> Task objective: Leave out any pictures and transcribe all other data below exactly.

-- begin Listed records --

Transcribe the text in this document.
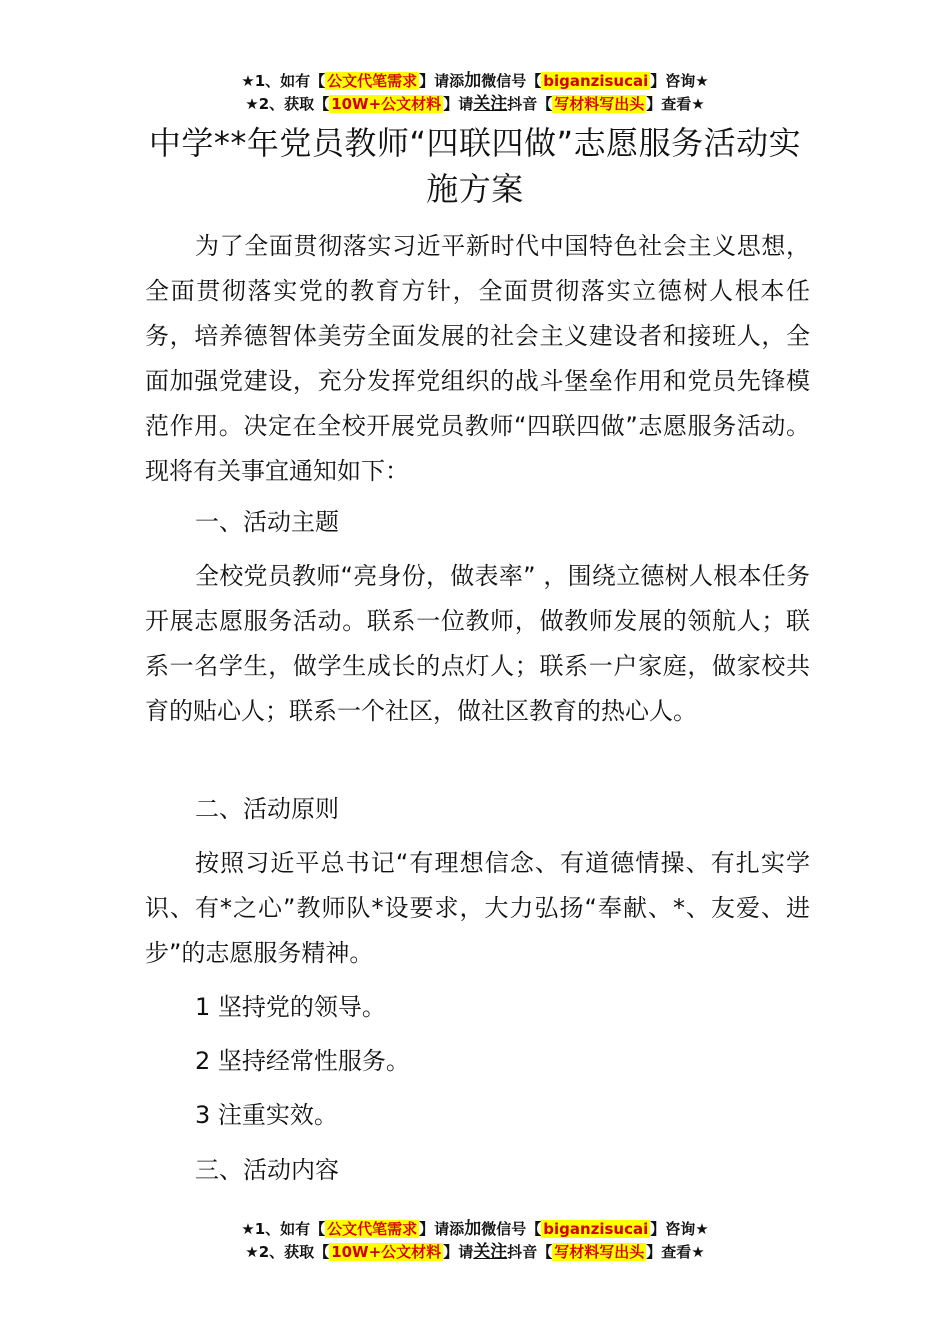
★1、如有【 公文代笔需求 】请添加微信号【 biganzisucai 】咨询★
★2、获取【 10W+公文材料 】请关注抖音【 写材料写出头 】查看★
中学**年党员教师“四联四做”志愿服务活动实施方案

为了全面贯彻落实习近平新时代中国特色社会主义思想，全面贯彻落实党的教育方针，全面贯彻落实立德树人根本任务，培养德智体美劳全面发展的社会主义建设者和接班人，全面加强党建设，充分发挥党组织的战斗堡垒作用和党员先锋模范作用。决定在全校开展党员教师“四联四做”志愿服务活动。现将有关事宜通知如下：

一、活动主题

全校党员教师“亮身份，做表率” ，围绕立德树人根本任务开展志愿服务活动。联系一位教师，做教师发展的领航人；联系一名学生，做学生成长的点灯人；联系一户家庭，做家校共育的贴心人；联系一个社区，做社区教育的热心人。

二、活动原则

按照习近平总书记“有理想信念、有道德情操、有扎实学识、有*之心”教师队*设要求，大力弘扬“奉献、*、友爱、进步”的志愿服务精神。

1 坚持党的领导。

2 坚持经常性服务。

3 注重实效。

三、活动内容

★1、如有【 公文代笔需求 】请添加微信号【 biganzisucai 】咨询★
★2、获取【 10W+公文材料 】请关注抖音【 写材料写出头 】查看★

-- end Listed records --

> Solution:
Transcribe the text in this document.
★1、如有【 公文代笔需求 】请添加微信号【 biganzisucai 】咨询★
★2、获取【 10W+公文材料 】请关注抖音【 写材料写出头 】查看★
中学**年党员教师“四联四做”志愿服务活动实施方案

为了全面贯彻落实习近平新时代中国特色社会主义思想，全面贯彻落实党的教育方针，全面贯彻落实立德树人根本任务，培养德智体美劳全面发展的社会主义建设者和接班人，全面加强党建设，充分发挥党组织的战斗堡垒作用和党员先锋模范作用。决定在全校开展党员教师“四联四做”志愿服务活动。现将有关事宜通知如下：

一、活动主题

全校党员教师“亮身份，做表率” ，围绕立德树人根本任务开展志愿服务活动。联系一位教师，做教师发展的领航人；联系一名学生，做学生成长的点灯人；联系一户家庭，做家校共育的贴心人；联系一个社区，做社区教育的热心人。

二、活动原则

按照习近平总书记“有理想信念、有道德情操、有扎实学识、有*之心”教师队*设要求，大力弘扬“奉献、*、友爱、进步”的志愿服务精神。

1 坚持党的领导。

2 坚持经常性服务。

3 注重实效。

三、活动内容

★1、如有【 公文代笔需求 】请添加微信号【 biganzisucai 】咨询★
★2、获取【 10W+公文材料 】请关注抖音【 写材料写出头 】查看★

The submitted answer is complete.